(WHAT TO WORK ON):
Every line of the data that contains the string "label" must be copied.

(MATERIAL TO PROCESS):

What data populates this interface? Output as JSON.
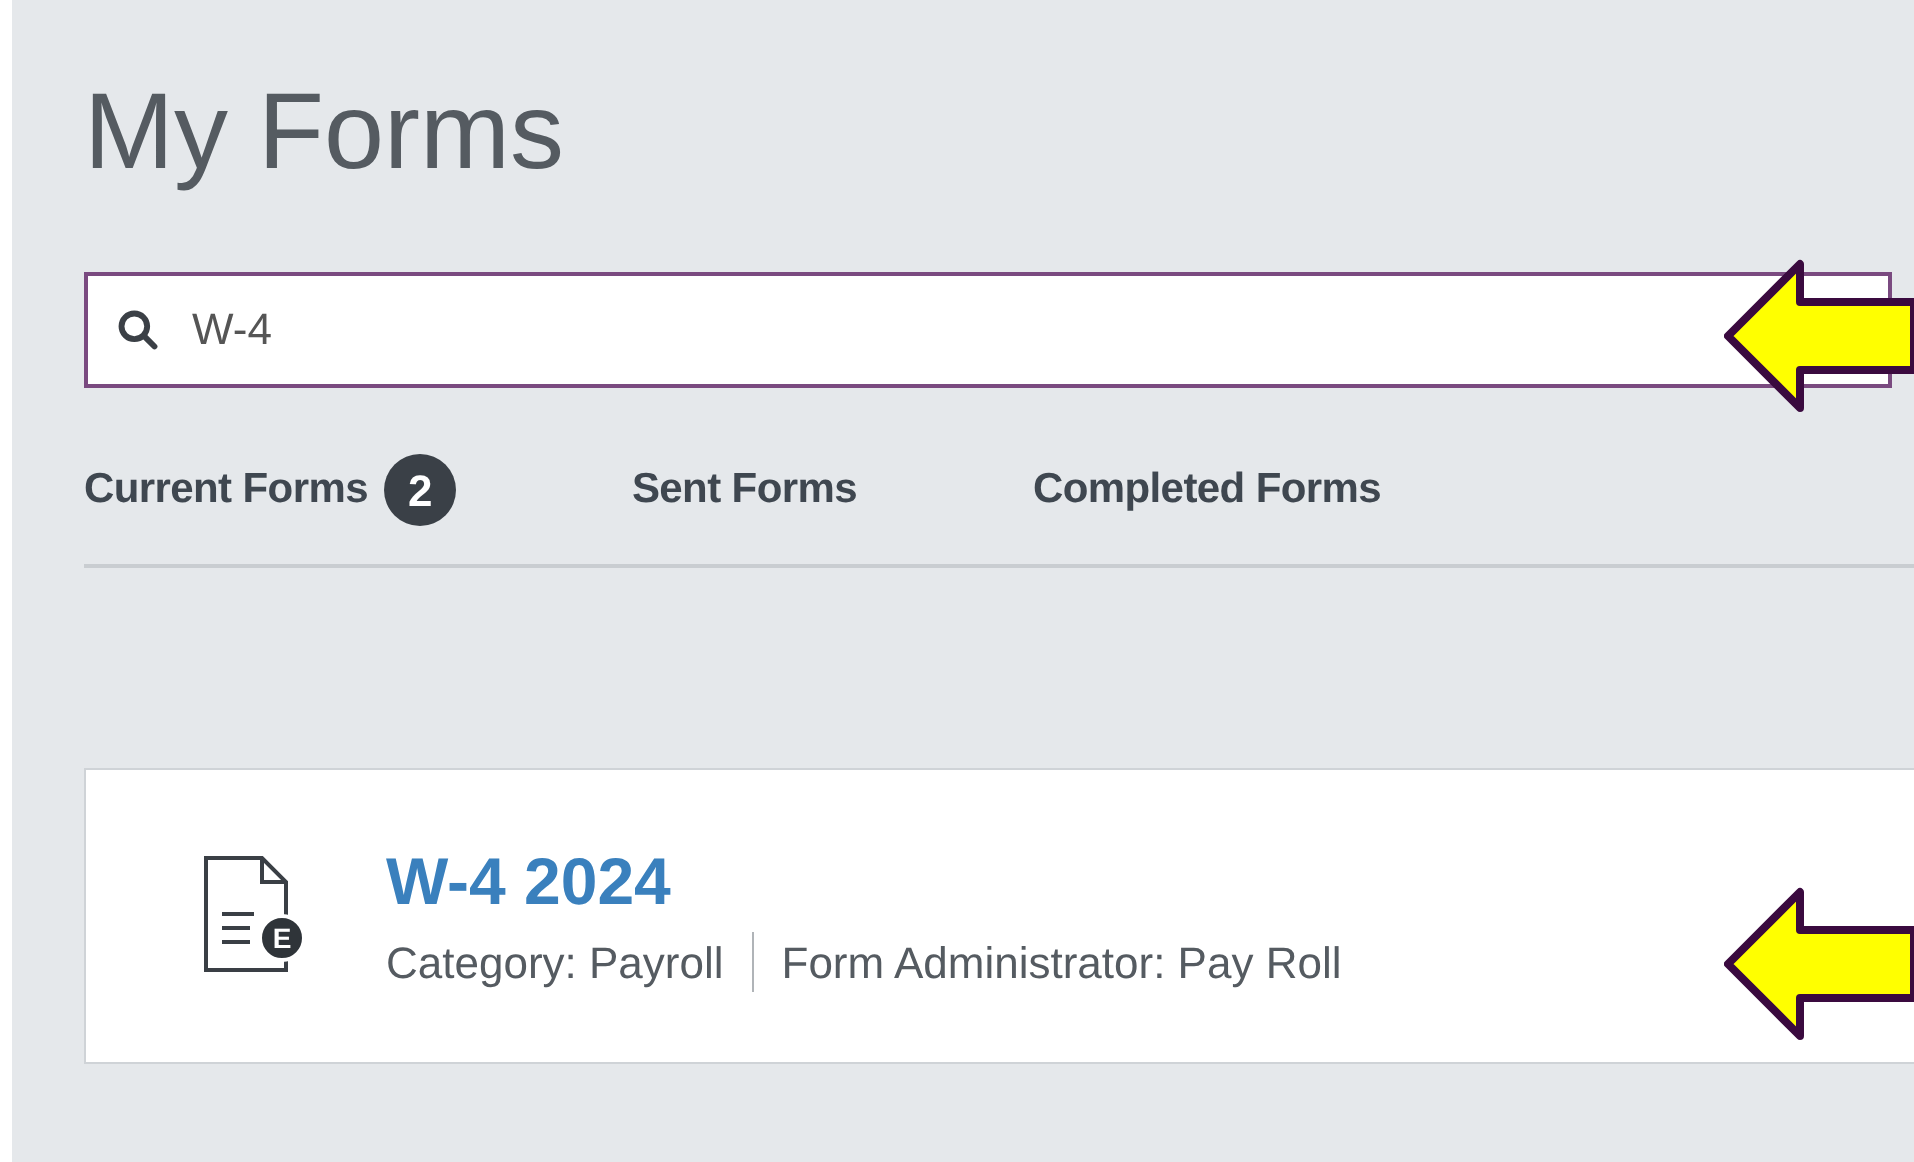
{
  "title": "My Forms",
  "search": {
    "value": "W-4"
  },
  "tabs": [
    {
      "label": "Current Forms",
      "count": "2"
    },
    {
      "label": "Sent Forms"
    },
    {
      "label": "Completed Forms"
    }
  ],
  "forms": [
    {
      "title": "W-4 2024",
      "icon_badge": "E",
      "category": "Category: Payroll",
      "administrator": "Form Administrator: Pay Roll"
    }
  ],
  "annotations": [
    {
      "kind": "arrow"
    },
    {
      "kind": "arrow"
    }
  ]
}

(THE REPLY):
      "label": "Current Forms",
      "label": "Sent Forms"
      "label": "Completed Forms"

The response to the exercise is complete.